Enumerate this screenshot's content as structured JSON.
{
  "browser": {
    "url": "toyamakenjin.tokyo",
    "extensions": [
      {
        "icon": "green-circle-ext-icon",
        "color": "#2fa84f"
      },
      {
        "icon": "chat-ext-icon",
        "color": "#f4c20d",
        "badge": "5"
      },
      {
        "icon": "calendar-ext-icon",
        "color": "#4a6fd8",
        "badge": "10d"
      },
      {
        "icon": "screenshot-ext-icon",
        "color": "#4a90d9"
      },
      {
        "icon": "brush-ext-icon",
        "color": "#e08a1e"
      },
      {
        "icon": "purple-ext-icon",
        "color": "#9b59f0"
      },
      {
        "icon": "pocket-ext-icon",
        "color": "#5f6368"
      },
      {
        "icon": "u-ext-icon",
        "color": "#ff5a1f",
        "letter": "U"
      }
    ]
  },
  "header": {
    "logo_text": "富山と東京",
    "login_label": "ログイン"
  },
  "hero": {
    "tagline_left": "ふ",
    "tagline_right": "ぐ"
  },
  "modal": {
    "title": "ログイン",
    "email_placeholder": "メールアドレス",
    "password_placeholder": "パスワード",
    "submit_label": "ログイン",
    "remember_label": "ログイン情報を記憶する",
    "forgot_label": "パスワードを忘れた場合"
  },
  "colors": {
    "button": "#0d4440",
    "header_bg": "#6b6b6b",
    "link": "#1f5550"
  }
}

Exercise prompt:
Above are some records; repeat all of them exactly.

Solution for this task:
Enumerate this screenshot's content as structured JSON.
{
  "browser": {
    "url": "toyamakenjin.tokyo",
    "extensions": [
      {
        "icon": "green-circle-ext-icon",
        "color": "#2fa84f"
      },
      {
        "icon": "chat-ext-icon",
        "color": "#f4c20d",
        "badge": "5"
      },
      {
        "icon": "calendar-ext-icon",
        "color": "#4a6fd8",
        "badge": "10d"
      },
      {
        "icon": "screenshot-ext-icon",
        "color": "#4a90d9"
      },
      {
        "icon": "brush-ext-icon",
        "color": "#e08a1e"
      },
      {
        "icon": "purple-ext-icon",
        "color": "#9b59f0"
      },
      {
        "icon": "pocket-ext-icon",
        "color": "#5f6368"
      },
      {
        "icon": "u-ext-icon",
        "color": "#ff5a1f",
        "letter": "U"
      }
    ]
  },
  "header": {
    "logo_text": "富山と東京",
    "login_label": "ログイン"
  },
  "hero": {
    "tagline_left": "ふ",
    "tagline_right": "ぐ"
  },
  "modal": {
    "title": "ログイン",
    "email_placeholder": "メールアドレス",
    "password_placeholder": "パスワード",
    "submit_label": "ログイン",
    "remember_label": "ログイン情報を記憶する",
    "forgot_label": "パスワードを忘れた場合"
  },
  "colors": {
    "button": "#0d4440",
    "header_bg": "#6b6b6b",
    "link": "#1f5550"
  }
}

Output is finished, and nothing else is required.